__Goal__
Make an exact copy of the entries, and keep any pictures out of it.
---
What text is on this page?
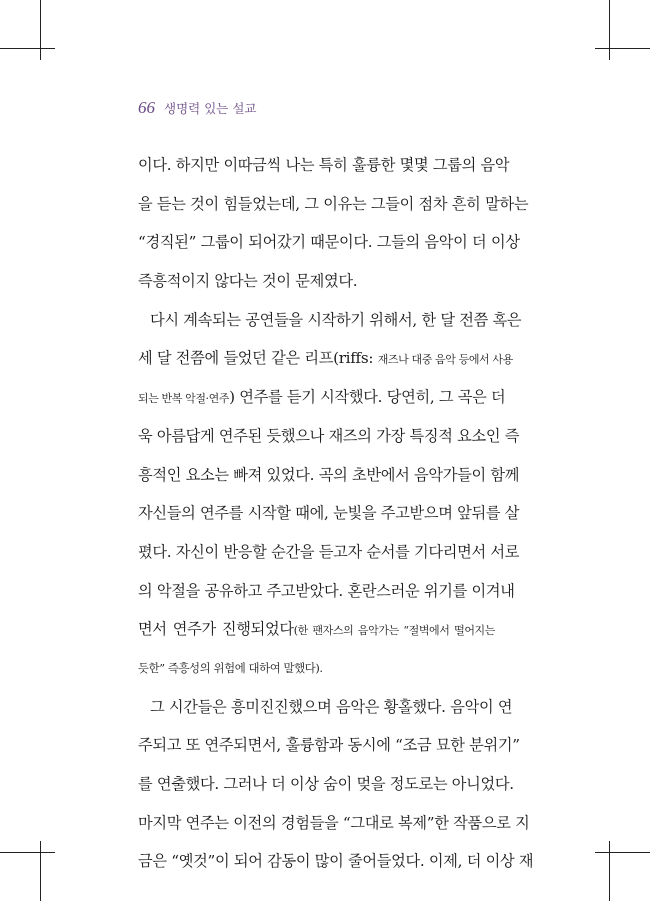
66 생명력 있는 설교
이다. 하지만 이따금씩 나는 특히 훌륭한 몇몇 그룹의 음악
을 듣는 것이 힘들었는데, 그 이유는 그들이 점차 흔히 말하는
“경직된” 그룹이 되어갔기 때문이다. 그들의 음악이 더 이상
즉흥적이지 않다는 것이 문제였다.
다시 계속되는 공연들을 시작하기 위해서, 한 달 전쯤 혹은
세 달 전쯤에 들었던 같은 리프(riffs: 재즈나 대중 음악 등에서 사용
되는 반복 악절·연주) 연주를 듣기 시작했다. 당연히, 그 곡은 더
욱 아름답게 연주된 듯했으나 재즈의 가장 특징적 요소인 즉
흥적인 요소는 빠져 있었다. 곡의 초반에서 음악가들이 함께
자신들의 연주를 시작할 때에, 눈빛을 주고받으며 앞뒤를 살
폈다. 자신이 반응할 순간을 듣고자 순서를 기다리면서 서로
의 악절을 공유하고 주고받았다. 혼란스러운 위기를 이겨내
면서 연주가 진행되었다(한 팬자스의 음악가는 “절벽에서 떨어지는
듯한” 즉흥성의 위험에 대하여 말했다).
그 시간들은 흥미진진했으며 음악은 황홀했다. 음악이 연
주되고 또 연주되면서, 훌륭함과 동시에 “조금 묘한 분위기”
를 연출했다. 그러나 더 이상 숨이 멎을 정도로는 아니었다.
마지막 연주는 이전의 경험들을 “그대로 복제”한 작품으로 지
금은 “옛것”이 되어 감동이 많이 줄어들었다. 이제, 더 이상 재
---
__Response to this task__
What text is on this page?
66 생명력 있는 설교
이다. 하지만 이따금씩 나는 특히 훌륭한 몇몇 그룹의 음악
을 듣는 것이 힘들었는데, 그 이유는 그들이 점차 흔히 말하는
“경직된” 그룹이 되어갔기 때문이다. 그들의 음악이 더 이상
즉흥적이지 않다는 것이 문제였다.
다시 계속되는 공연들을 시작하기 위해서, 한 달 전쯤 혹은
세 달 전쯤에 들었던 같은 리프(riffs: 재즈나 대중 음악 등에서 사용
되는 반복 악절·연주) 연주를 듣기 시작했다. 당연히, 그 곡은 더
욱 아름답게 연주된 듯했으나 재즈의 가장 특징적 요소인 즉
흥적인 요소는 빠져 있었다. 곡의 초반에서 음악가들이 함께
자신들의 연주를 시작할 때에, 눈빛을 주고받으며 앞뒤를 살
폈다. 자신이 반응할 순간을 듣고자 순서를 기다리면서 서로
의 악절을 공유하고 주고받았다. 혼란스러운 위기를 이겨내
면서 연주가 진행되었다(한 팬자스의 음악가는 “절벽에서 떨어지는
듯한” 즉흥성의 위험에 대하여 말했다).
그 시간들은 흥미진진했으며 음악은 황홀했다. 음악이 연
주되고 또 연주되면서, 훌륭함과 동시에 “조금 묘한 분위기”
를 연출했다. 그러나 더 이상 숨이 멎을 정도로는 아니었다.
마지막 연주는 이전의 경험들을 “그대로 복제”한 작품으로 지
금은 “옛것”이 되어 감동이 많이 줄어들었다. 이제, 더 이상 재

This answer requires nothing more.